# Some records
- - - - -
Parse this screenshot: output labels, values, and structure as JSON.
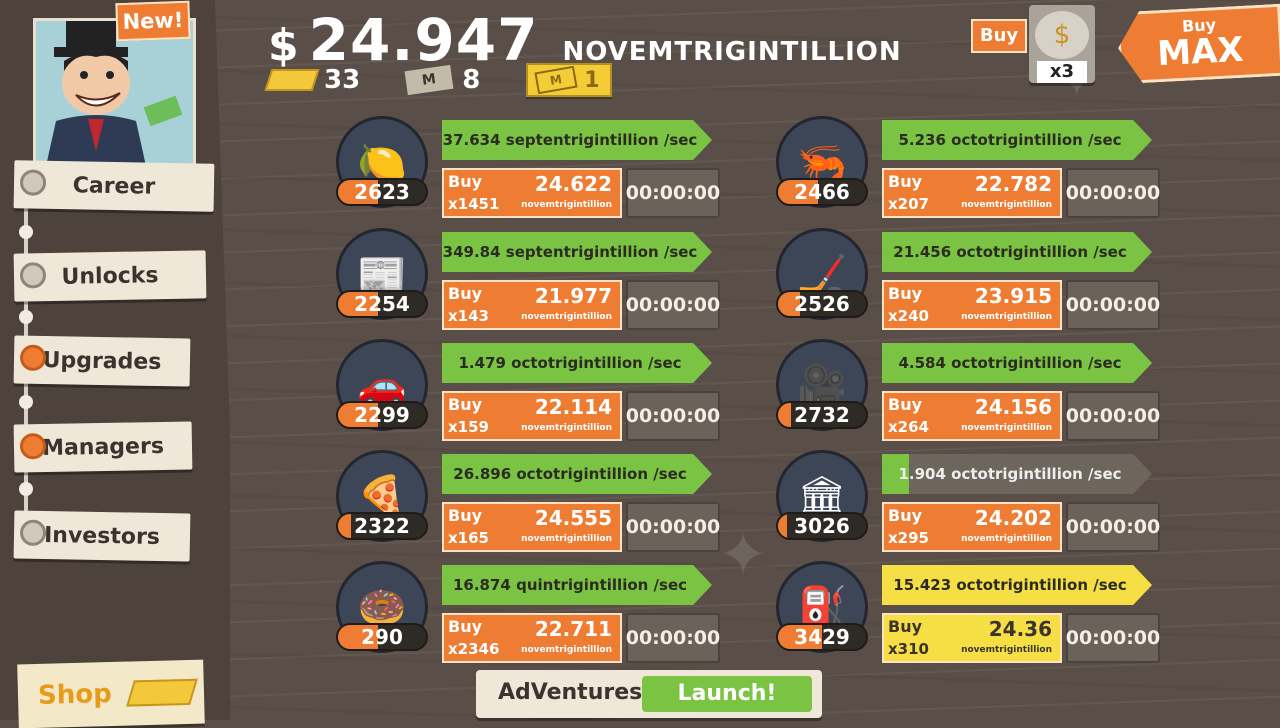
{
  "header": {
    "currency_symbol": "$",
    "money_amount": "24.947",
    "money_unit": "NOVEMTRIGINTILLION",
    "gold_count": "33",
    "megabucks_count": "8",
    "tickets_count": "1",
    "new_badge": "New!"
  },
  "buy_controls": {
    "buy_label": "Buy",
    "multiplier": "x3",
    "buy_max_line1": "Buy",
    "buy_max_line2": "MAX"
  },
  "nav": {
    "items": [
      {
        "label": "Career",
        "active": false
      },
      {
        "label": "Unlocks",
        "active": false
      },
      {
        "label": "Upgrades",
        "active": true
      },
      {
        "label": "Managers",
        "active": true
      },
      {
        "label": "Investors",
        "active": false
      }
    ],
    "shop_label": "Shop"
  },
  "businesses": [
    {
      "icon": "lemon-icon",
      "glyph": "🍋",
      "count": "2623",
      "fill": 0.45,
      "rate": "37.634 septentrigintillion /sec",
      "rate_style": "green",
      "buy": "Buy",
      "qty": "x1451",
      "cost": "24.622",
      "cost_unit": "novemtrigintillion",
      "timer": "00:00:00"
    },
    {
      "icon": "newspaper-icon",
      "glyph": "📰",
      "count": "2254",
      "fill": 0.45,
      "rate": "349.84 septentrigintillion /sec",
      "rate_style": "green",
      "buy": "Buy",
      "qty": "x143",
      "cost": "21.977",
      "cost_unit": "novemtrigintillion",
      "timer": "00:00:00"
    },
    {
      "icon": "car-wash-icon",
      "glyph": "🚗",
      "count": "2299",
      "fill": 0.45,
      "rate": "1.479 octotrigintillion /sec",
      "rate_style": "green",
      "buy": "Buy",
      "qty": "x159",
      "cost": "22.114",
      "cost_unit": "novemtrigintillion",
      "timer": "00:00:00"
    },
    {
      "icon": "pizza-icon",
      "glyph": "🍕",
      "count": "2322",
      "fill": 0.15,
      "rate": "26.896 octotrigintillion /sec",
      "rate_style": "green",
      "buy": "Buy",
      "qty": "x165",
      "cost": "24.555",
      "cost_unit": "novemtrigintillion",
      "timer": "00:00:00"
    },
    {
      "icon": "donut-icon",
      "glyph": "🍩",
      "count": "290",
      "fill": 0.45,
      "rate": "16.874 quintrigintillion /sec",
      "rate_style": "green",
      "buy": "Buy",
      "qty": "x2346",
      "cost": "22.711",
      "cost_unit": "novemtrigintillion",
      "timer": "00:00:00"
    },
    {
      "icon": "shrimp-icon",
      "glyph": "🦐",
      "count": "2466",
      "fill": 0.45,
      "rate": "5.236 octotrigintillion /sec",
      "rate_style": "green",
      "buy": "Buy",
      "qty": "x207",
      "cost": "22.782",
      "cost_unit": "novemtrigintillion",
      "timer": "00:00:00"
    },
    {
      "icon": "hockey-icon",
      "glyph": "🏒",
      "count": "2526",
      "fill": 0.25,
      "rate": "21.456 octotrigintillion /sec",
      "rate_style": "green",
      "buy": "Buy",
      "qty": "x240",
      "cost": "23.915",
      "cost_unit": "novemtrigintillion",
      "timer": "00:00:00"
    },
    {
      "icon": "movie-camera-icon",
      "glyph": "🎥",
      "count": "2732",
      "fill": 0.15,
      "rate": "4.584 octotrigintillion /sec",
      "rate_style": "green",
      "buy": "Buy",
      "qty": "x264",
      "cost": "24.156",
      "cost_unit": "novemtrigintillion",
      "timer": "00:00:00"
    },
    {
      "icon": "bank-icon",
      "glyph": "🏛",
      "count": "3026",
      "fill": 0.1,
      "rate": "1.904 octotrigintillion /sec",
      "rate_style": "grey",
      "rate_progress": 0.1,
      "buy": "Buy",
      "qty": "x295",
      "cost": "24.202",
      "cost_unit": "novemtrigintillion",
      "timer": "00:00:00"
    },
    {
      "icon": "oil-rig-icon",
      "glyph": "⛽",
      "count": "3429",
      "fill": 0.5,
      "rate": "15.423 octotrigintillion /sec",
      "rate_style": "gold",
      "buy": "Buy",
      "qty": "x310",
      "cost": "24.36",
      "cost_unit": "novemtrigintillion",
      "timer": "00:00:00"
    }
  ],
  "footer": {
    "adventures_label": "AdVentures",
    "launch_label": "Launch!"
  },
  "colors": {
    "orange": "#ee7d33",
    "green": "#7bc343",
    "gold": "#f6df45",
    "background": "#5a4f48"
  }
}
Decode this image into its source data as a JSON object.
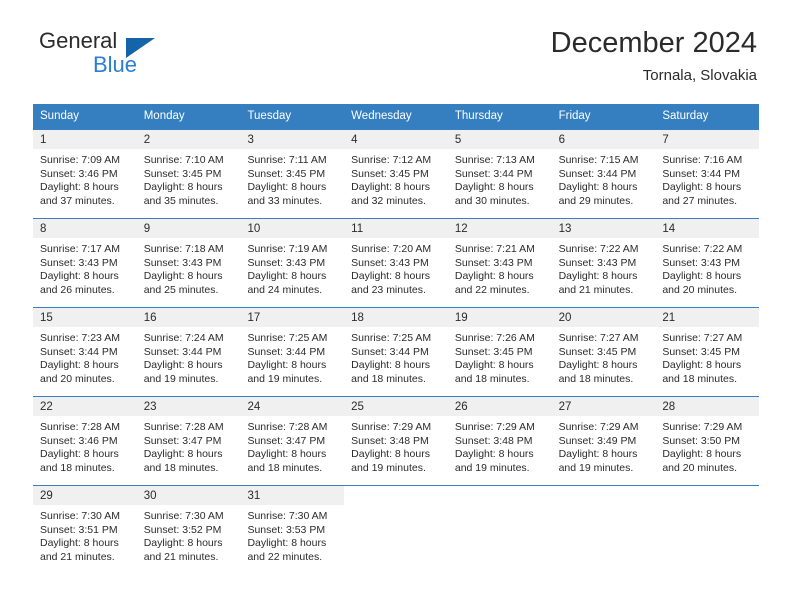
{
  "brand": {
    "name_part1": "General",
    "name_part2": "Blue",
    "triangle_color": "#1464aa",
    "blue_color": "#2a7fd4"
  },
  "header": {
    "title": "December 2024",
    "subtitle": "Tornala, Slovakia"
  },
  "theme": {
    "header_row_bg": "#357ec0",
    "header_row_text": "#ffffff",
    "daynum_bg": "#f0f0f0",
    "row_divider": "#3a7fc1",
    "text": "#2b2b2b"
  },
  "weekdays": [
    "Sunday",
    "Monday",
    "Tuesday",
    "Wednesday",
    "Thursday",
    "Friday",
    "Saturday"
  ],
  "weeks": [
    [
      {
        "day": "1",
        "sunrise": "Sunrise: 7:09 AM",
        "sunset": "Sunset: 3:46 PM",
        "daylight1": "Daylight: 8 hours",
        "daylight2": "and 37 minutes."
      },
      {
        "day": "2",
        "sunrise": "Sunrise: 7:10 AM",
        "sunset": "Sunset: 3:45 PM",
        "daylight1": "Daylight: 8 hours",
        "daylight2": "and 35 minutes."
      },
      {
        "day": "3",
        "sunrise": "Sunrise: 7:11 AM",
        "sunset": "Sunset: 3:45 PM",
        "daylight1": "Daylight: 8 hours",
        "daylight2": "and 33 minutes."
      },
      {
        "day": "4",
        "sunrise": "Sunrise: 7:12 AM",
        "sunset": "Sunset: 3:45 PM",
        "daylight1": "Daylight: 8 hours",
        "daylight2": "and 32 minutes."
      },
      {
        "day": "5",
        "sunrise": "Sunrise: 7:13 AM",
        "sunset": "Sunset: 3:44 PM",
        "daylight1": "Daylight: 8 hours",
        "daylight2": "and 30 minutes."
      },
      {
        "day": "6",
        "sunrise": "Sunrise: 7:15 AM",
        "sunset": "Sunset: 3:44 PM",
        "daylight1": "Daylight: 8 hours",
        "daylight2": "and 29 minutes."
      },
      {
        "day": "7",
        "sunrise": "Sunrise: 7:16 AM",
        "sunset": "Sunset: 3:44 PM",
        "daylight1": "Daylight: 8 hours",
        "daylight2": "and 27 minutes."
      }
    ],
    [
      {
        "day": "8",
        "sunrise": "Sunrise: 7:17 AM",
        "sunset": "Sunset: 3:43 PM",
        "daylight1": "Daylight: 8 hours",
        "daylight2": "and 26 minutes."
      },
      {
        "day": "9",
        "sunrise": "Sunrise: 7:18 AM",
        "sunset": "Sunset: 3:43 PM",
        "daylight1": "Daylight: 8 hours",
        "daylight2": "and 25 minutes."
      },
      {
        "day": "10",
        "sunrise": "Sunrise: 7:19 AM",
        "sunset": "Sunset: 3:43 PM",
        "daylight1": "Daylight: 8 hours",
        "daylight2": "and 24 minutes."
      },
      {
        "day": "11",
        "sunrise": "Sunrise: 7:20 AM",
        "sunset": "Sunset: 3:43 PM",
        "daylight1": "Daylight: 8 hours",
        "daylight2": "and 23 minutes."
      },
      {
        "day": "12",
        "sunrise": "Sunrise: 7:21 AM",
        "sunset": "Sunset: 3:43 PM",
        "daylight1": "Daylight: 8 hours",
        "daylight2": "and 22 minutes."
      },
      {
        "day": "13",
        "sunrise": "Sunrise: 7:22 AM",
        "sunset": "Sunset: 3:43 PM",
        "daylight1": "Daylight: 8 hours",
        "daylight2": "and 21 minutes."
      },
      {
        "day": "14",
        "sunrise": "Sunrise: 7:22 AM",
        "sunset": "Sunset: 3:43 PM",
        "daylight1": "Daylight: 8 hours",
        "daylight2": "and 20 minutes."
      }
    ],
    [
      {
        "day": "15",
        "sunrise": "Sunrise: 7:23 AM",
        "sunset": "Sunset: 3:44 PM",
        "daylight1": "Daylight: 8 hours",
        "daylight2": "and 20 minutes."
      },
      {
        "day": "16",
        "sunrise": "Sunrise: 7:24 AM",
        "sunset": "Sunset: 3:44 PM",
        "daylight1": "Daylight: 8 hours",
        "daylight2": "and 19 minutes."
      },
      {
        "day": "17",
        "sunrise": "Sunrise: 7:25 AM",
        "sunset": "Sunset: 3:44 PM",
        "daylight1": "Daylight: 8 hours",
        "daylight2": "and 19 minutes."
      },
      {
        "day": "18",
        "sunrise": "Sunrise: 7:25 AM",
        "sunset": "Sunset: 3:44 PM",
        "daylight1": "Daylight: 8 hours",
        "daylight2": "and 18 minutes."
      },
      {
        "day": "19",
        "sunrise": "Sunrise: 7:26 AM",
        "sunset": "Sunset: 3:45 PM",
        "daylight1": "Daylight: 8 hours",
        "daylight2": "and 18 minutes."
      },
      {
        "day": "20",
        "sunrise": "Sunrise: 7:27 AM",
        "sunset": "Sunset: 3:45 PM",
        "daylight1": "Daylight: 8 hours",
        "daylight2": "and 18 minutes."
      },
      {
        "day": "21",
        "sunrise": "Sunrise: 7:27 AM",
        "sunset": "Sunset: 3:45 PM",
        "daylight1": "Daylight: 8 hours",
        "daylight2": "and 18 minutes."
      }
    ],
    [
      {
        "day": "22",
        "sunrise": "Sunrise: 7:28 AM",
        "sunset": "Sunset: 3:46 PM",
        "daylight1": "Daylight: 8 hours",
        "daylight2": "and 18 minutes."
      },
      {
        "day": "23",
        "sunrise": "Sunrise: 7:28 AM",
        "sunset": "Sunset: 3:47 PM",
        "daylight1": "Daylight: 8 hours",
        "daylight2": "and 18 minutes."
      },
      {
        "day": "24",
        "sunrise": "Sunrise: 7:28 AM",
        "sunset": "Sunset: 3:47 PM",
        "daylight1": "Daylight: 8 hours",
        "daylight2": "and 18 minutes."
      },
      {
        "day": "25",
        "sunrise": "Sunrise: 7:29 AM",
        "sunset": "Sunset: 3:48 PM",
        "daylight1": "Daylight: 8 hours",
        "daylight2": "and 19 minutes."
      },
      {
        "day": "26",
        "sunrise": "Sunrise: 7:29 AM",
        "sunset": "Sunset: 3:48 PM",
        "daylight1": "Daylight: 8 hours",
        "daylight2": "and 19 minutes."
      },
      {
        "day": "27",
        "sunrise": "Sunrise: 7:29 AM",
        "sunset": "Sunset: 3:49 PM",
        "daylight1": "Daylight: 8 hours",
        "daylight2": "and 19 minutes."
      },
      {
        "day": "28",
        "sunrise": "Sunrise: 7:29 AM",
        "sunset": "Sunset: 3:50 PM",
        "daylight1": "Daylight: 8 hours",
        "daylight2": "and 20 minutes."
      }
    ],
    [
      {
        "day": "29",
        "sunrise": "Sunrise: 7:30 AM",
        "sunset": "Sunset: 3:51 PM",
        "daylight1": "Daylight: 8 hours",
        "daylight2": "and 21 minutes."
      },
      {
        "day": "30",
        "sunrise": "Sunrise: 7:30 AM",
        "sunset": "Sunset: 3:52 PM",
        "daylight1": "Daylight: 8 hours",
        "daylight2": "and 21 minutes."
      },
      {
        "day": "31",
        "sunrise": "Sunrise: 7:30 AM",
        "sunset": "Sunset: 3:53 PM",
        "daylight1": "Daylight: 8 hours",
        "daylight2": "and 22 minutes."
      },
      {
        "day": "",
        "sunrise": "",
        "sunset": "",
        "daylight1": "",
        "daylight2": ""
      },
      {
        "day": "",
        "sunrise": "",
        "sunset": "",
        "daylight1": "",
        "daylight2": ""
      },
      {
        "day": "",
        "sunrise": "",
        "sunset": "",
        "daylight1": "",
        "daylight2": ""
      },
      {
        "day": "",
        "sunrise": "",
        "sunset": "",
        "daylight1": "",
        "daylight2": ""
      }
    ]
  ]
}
- - - - -
# Task objective
Which lines of the data include "icon"? Copy each of them.

# The reply
      "icon": "lemon-icon",
      "icon": "newspaper-icon",
      "icon": "car-wash-icon",
      "icon": "pizza-icon",
      "icon": "donut-icon",
      "icon": "shrimp-icon",
      "icon": "hockey-icon",
      "icon": "movie-camera-icon",
      "icon": "bank-icon",
      "icon": "oil-rig-icon",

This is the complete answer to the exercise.